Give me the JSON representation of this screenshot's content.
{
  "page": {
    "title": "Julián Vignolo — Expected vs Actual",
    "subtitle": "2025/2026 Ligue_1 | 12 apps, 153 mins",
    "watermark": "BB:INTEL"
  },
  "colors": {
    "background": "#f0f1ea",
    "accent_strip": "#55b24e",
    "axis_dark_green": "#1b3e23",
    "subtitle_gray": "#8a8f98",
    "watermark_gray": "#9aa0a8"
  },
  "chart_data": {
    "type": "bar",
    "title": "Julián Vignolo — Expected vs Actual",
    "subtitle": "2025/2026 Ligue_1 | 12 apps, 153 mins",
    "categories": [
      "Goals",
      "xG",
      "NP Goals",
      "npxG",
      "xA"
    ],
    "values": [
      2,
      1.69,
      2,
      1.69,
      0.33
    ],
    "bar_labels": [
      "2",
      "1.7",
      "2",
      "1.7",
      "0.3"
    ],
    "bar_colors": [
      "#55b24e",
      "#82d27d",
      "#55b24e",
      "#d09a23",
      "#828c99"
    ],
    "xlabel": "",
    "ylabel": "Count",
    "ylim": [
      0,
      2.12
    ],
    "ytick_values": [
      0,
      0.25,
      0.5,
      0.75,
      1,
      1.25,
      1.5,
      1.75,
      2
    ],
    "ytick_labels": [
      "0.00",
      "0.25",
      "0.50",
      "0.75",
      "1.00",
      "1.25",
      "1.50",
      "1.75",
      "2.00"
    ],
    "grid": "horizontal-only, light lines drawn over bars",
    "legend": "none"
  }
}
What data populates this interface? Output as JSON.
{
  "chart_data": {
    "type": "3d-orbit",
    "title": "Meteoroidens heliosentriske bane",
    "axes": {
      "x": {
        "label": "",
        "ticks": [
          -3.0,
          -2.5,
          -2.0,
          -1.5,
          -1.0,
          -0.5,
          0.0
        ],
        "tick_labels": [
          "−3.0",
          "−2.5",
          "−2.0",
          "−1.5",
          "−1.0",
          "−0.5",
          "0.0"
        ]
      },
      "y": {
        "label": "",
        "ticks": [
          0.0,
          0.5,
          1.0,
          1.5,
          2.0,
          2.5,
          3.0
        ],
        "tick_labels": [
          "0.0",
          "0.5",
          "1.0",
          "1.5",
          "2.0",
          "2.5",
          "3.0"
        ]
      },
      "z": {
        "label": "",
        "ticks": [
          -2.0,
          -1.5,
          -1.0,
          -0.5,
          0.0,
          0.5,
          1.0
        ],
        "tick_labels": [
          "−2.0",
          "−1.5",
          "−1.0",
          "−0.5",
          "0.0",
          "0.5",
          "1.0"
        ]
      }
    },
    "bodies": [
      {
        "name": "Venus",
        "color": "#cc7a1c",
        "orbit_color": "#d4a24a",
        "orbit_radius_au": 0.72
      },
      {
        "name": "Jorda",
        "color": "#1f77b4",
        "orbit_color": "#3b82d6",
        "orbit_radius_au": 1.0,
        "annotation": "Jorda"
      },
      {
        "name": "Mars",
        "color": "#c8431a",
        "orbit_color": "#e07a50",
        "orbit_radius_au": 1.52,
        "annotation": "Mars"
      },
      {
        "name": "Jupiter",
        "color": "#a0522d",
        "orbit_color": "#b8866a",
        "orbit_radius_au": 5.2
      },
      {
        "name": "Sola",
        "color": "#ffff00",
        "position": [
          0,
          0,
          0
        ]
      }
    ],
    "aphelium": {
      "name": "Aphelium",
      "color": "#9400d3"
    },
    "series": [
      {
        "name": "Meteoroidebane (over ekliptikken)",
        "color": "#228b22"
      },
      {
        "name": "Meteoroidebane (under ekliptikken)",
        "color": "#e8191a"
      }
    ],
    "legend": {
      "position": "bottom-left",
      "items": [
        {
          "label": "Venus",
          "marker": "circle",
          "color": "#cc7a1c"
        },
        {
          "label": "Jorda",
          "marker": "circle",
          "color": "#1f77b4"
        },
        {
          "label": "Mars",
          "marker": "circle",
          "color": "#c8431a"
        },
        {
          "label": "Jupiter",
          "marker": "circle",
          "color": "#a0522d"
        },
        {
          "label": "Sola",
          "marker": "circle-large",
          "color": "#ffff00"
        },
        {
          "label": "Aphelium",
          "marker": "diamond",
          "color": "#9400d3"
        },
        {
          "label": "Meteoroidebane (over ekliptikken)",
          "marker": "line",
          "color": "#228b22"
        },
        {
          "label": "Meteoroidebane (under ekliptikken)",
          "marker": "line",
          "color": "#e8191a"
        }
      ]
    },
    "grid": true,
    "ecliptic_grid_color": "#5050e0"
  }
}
□ □ □ □
_Task prompt_
Recopy the entries above exactly, with every line included.

_Task answer_
Give me the JSON representation of this screenshot's content.
{
  "page": {
    "title": "Julián Vignolo — Expected vs Actual",
    "subtitle": "2025/2026 Ligue_1 | 12 apps, 153 mins",
    "watermark": "BB:INTEL"
  },
  "colors": {
    "background": "#f0f1ea",
    "accent_strip": "#55b24e",
    "axis_dark_green": "#1b3e23",
    "subtitle_gray": "#8a8f98",
    "watermark_gray": "#9aa0a8"
  },
  "chart_data": {
    "type": "bar",
    "title": "Julián Vignolo — Expected vs Actual",
    "subtitle": "2025/2026 Ligue_1 | 12 apps, 153 mins",
    "categories": [
      "Goals",
      "xG",
      "NP Goals",
      "npxG",
      "xA"
    ],
    "values": [
      2,
      1.69,
      2,
      1.69,
      0.33
    ],
    "bar_labels": [
      "2",
      "1.7",
      "2",
      "1.7",
      "0.3"
    ],
    "bar_colors": [
      "#55b24e",
      "#82d27d",
      "#55b24e",
      "#d09a23",
      "#828c99"
    ],
    "xlabel": "",
    "ylabel": "Count",
    "ylim": [
      0,
      2.12
    ],
    "ytick_values": [
      0,
      0.25,
      0.5,
      0.75,
      1,
      1.25,
      1.5,
      1.75,
      2
    ],
    "ytick_labels": [
      "0.00",
      "0.25",
      "0.50",
      "0.75",
      "1.00",
      "1.25",
      "1.50",
      "1.75",
      "2.00"
    ],
    "grid": "horizontal-only, light lines drawn over bars",
    "legend": "none"
  }
}
What data populates this interface? Output as JSON.
{
  "chart_data": {
    "type": "3d-orbit",
    "title": "Meteoroidens heliosentriske bane",
    "axes": {
      "x": {
        "label": "",
        "ticks": [
          -3.0,
          -2.5,
          -2.0,
          -1.5,
          -1.0,
          -0.5,
          0.0
        ],
        "tick_labels": [
          "−3.0",
          "−2.5",
          "−2.0",
          "−1.5",
          "−1.0",
          "−0.5",
          "0.0"
        ]
      },
      "y": {
        "label": "",
        "ticks": [
          0.0,
          0.5,
          1.0,
          1.5,
          2.0,
          2.5,
          3.0
        ],
        "tick_labels": [
          "0.0",
          "0.5",
          "1.0",
          "1.5",
          "2.0",
          "2.5",
          "3.0"
        ]
      },
      "z": {
        "label": "",
        "ticks": [
          -2.0,
          -1.5,
          -1.0,
          -0.5,
          0.0,
          0.5,
          1.0
        ],
        "tick_labels": [
          "−2.0",
          "−1.5",
          "−1.0",
          "−0.5",
          "0.0",
          "0.5",
          "1.0"
        ]
      }
    },
    "bodies": [
      {
        "name": "Venus",
        "color": "#cc7a1c",
        "orbit_color": "#d4a24a",
        "orbit_radius_au": 0.72
      },
      {
        "name": "Jorda",
        "color": "#1f77b4",
        "orbit_color": "#3b82d6",
        "orbit_radius_au": 1.0,
        "annotation": "Jorda"
      },
      {
        "name": "Mars",
        "color": "#c8431a",
        "orbit_color": "#e07a50",
        "orbit_radius_au": 1.52,
        "annotation": "Mars"
      },
      {
        "name": "Jupiter",
        "color": "#a0522d",
        "orbit_color": "#b8866a",
        "orbit_radius_au": 5.2
      },
      {
        "name": "Sola",
        "color": "#ffff00",
        "position": [
          0,
          0,
          0
        ]
      }
    ],
    "aphelium": {
      "name": "Aphelium",
      "color": "#9400d3"
    },
    "series": [
      {
        "name": "Meteoroidebane (over ekliptikken)",
        "color": "#228b22"
      },
      {
        "name": "Meteoroidebane (under ekliptikken)",
        "color": "#e8191a"
      }
    ],
    "legend": {
      "position": "bottom-left",
      "items": [
        {
          "label": "Venus",
          "marker": "circle",
          "color": "#cc7a1c"
        },
        {
          "label": "Jorda",
          "marker": "circle",
          "color": "#1f77b4"
        },
        {
          "label": "Mars",
          "marker": "circle",
          "color": "#c8431a"
        },
        {
          "label": "Jupiter",
          "marker": "circle",
          "color": "#a0522d"
        },
        {
          "label": "Sola",
          "marker": "circle-large",
          "color": "#ffff00"
        },
        {
          "label": "Aphelium",
          "marker": "diamond",
          "color": "#9400d3"
        },
        {
          "label": "Meteoroidebane (over ekliptikken)",
          "marker": "line",
          "color": "#228b22"
        },
        {
          "label": "Meteoroidebane (under ekliptikken)",
          "marker": "line",
          "color": "#e8191a"
        }
      ]
    },
    "grid": true,
    "ecliptic_grid_color": "#5050e0"
  }
}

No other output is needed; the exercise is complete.